## [EXERCISE INSTRUCTIONS]
Pull every line with the word "color" out of the entries below.
[BEGIN RECORDS FOR THE EXERCISE]
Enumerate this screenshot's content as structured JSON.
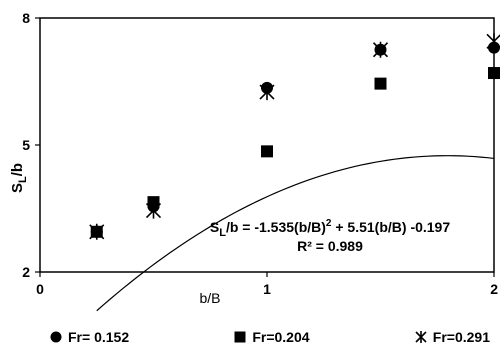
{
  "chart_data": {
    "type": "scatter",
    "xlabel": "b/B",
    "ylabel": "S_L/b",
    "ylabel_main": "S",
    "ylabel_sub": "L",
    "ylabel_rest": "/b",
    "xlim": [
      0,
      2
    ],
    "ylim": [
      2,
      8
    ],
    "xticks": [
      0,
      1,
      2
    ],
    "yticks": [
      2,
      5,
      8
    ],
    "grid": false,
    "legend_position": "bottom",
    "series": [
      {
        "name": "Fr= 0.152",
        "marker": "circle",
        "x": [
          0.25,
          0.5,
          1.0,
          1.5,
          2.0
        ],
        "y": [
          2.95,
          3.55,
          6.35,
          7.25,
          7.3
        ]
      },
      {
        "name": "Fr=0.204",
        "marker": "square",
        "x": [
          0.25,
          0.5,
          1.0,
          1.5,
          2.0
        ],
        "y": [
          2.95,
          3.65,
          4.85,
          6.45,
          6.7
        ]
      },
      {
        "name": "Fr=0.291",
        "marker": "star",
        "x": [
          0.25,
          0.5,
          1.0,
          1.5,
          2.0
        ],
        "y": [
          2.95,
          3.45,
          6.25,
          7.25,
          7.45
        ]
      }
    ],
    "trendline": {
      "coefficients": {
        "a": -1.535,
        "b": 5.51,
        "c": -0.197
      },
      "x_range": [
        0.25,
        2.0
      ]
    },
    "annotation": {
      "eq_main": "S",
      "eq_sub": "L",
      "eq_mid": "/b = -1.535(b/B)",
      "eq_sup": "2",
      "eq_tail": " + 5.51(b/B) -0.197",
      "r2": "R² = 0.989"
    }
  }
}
[END RECORDS FOR THE EXERCISE]
[BEGIN RECORDS FOR THE EXERCISE]
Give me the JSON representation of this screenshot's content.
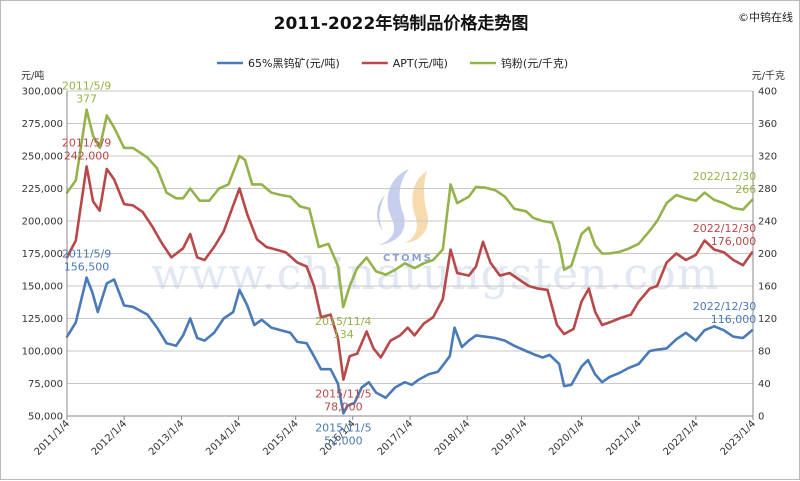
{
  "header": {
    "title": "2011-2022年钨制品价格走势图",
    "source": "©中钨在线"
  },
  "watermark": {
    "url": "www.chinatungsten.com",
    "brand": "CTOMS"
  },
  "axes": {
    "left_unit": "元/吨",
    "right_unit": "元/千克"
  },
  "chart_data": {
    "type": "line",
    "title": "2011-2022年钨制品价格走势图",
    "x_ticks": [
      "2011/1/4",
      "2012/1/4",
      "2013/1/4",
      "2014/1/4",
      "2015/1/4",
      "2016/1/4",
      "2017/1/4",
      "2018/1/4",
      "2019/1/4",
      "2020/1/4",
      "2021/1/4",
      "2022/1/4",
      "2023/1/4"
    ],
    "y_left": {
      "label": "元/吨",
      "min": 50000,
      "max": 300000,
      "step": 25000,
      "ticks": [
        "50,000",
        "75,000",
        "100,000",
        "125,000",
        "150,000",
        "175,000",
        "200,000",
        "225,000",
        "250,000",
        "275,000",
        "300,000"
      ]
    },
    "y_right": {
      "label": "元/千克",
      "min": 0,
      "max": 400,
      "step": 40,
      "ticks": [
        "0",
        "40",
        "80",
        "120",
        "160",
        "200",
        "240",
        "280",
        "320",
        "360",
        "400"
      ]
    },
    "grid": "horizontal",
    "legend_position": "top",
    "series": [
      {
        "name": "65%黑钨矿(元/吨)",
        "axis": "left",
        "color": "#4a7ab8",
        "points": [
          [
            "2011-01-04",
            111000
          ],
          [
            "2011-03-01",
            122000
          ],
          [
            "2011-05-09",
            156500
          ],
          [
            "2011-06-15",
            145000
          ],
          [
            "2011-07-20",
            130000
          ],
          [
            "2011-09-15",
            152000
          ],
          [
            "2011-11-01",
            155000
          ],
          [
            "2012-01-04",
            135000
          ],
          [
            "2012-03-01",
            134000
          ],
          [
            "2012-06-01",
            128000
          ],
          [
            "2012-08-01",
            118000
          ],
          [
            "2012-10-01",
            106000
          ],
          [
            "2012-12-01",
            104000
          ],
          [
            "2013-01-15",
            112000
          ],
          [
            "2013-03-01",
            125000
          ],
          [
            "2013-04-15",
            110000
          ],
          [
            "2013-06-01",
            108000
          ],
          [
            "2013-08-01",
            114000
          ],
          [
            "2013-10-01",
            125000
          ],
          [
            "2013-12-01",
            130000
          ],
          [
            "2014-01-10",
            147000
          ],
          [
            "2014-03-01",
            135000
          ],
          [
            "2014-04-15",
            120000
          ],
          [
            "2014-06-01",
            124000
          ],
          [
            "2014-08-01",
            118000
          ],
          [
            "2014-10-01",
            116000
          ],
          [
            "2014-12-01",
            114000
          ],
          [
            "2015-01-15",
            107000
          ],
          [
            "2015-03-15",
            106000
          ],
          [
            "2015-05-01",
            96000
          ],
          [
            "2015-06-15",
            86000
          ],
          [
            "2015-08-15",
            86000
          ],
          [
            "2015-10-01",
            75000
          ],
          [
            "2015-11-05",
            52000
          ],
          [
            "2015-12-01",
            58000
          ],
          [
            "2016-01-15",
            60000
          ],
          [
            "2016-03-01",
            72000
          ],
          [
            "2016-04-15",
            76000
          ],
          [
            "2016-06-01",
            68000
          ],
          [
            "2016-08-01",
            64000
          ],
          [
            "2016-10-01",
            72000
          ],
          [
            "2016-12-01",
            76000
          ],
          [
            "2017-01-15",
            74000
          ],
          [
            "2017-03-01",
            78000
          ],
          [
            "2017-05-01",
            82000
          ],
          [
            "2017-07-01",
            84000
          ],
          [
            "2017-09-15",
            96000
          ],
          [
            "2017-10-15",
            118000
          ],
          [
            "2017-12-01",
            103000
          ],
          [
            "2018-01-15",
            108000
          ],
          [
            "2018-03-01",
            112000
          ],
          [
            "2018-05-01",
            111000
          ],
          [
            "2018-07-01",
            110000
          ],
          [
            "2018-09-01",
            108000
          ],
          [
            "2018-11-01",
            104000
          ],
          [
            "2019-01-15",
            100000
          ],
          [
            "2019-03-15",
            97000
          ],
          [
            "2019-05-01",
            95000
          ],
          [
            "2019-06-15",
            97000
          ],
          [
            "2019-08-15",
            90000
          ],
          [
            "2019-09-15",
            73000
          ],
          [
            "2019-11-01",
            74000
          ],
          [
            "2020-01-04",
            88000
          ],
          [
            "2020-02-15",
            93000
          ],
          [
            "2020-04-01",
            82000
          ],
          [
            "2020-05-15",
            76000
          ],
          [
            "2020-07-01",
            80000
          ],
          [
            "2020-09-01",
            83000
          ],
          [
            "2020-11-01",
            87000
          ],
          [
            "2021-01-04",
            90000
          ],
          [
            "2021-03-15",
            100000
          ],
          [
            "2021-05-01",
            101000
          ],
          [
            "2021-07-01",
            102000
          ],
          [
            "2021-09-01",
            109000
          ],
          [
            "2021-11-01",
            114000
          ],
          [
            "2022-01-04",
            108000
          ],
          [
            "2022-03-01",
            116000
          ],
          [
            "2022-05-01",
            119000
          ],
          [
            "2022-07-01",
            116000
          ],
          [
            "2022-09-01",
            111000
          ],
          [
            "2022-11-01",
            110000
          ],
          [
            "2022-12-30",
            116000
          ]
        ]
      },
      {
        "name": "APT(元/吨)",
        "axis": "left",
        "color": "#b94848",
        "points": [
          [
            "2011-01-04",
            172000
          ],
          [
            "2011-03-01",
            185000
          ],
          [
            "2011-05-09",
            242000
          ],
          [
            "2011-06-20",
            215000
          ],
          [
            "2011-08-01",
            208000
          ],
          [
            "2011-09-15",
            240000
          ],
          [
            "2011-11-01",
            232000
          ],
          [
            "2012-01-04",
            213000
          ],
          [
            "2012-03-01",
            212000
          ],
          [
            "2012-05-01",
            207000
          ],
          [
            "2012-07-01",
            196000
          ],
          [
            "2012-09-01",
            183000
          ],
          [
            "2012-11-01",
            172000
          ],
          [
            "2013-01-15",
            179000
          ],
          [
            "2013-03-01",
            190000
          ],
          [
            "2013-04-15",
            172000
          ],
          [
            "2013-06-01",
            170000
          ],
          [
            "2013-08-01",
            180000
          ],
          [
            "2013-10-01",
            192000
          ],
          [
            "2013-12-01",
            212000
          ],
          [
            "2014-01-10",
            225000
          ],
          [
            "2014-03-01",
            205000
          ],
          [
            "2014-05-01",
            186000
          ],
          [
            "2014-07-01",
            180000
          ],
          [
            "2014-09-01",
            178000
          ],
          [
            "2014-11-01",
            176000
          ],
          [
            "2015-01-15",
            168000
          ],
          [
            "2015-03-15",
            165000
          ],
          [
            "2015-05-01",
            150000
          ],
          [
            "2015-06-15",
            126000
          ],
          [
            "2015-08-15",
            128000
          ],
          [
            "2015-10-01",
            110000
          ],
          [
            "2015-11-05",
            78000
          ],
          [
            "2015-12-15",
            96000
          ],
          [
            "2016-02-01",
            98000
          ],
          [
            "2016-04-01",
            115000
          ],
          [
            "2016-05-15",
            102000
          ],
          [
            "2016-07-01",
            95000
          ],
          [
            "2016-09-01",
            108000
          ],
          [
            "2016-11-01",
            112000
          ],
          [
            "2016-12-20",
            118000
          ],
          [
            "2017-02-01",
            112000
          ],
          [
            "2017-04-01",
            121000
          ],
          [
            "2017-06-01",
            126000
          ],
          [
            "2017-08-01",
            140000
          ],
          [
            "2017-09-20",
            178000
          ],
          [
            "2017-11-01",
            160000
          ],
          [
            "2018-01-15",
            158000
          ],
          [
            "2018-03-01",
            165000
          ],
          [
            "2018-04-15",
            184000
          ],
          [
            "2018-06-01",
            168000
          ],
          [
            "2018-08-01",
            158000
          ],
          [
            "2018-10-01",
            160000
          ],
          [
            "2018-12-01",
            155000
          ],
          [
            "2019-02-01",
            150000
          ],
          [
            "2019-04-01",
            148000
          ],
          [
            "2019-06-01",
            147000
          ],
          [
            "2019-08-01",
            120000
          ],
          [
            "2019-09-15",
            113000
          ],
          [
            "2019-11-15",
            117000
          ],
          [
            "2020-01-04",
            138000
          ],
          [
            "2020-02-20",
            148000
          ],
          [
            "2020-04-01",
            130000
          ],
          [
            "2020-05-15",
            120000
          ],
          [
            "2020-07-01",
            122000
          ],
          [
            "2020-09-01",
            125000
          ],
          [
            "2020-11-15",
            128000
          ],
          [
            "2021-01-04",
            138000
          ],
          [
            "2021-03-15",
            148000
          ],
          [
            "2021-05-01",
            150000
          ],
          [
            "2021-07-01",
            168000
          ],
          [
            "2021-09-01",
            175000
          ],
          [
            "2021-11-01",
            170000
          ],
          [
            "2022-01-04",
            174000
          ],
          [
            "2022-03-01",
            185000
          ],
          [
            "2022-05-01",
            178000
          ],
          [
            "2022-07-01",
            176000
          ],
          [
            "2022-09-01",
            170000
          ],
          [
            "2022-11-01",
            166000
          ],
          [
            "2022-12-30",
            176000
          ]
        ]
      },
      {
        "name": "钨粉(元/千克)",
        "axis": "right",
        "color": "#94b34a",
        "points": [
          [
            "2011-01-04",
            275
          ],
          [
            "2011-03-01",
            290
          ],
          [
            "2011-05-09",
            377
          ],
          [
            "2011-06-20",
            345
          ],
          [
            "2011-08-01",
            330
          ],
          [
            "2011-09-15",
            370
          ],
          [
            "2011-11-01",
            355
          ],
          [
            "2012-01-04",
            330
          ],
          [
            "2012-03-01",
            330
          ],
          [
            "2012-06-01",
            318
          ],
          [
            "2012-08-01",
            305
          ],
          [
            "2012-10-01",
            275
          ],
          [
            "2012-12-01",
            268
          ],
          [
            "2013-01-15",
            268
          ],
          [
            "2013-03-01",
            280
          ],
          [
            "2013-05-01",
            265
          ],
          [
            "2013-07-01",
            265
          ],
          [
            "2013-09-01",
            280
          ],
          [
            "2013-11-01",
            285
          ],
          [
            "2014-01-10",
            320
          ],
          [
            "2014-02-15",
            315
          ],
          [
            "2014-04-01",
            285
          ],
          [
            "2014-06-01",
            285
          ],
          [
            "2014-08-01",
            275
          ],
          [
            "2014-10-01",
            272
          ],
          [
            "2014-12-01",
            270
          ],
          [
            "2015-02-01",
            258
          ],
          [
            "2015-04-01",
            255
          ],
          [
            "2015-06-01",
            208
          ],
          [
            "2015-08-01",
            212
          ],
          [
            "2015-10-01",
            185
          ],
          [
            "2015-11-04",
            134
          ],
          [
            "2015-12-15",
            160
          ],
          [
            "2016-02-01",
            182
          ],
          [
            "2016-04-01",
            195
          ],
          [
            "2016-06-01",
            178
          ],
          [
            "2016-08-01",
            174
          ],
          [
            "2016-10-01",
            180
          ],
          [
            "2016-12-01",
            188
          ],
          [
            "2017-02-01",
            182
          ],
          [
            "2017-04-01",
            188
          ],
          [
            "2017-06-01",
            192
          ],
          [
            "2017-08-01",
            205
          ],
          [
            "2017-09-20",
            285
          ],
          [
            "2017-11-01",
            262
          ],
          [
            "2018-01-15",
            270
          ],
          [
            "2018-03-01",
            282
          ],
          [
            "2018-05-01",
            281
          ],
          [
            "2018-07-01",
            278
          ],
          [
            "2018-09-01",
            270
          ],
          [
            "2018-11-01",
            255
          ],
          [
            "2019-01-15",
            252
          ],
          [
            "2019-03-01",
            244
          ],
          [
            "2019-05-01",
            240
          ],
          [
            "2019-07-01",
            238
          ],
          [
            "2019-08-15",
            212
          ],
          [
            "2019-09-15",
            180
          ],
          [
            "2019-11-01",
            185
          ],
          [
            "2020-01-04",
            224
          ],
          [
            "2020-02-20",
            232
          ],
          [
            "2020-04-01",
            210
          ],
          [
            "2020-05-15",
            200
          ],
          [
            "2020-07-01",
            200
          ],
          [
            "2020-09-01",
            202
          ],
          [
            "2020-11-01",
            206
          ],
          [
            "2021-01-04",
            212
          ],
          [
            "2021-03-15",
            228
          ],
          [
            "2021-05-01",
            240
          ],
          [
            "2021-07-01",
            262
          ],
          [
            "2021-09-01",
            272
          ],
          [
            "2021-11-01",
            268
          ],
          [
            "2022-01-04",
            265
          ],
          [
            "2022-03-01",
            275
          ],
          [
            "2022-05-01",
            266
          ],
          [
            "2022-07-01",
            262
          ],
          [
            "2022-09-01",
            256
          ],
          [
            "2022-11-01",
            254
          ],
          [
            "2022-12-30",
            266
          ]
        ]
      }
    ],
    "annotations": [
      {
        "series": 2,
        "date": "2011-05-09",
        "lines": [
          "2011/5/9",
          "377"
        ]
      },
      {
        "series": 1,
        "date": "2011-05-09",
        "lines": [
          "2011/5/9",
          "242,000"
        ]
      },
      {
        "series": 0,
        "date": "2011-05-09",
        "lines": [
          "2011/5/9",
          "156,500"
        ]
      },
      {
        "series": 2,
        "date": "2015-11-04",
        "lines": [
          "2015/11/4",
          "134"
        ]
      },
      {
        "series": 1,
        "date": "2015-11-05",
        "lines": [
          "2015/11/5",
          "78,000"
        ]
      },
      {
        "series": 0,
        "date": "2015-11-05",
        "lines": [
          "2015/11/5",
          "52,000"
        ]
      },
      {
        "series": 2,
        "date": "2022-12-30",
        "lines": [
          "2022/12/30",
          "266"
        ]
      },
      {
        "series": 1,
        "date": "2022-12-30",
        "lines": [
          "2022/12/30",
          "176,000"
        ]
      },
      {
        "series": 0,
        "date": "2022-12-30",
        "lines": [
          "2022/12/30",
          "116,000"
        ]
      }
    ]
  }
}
[END RECORDS FOR THE EXERCISE]
## [FINAL RESULT]
        "color": "#4a7ab8",
        "color": "#b94848",
        "color": "#94b34a",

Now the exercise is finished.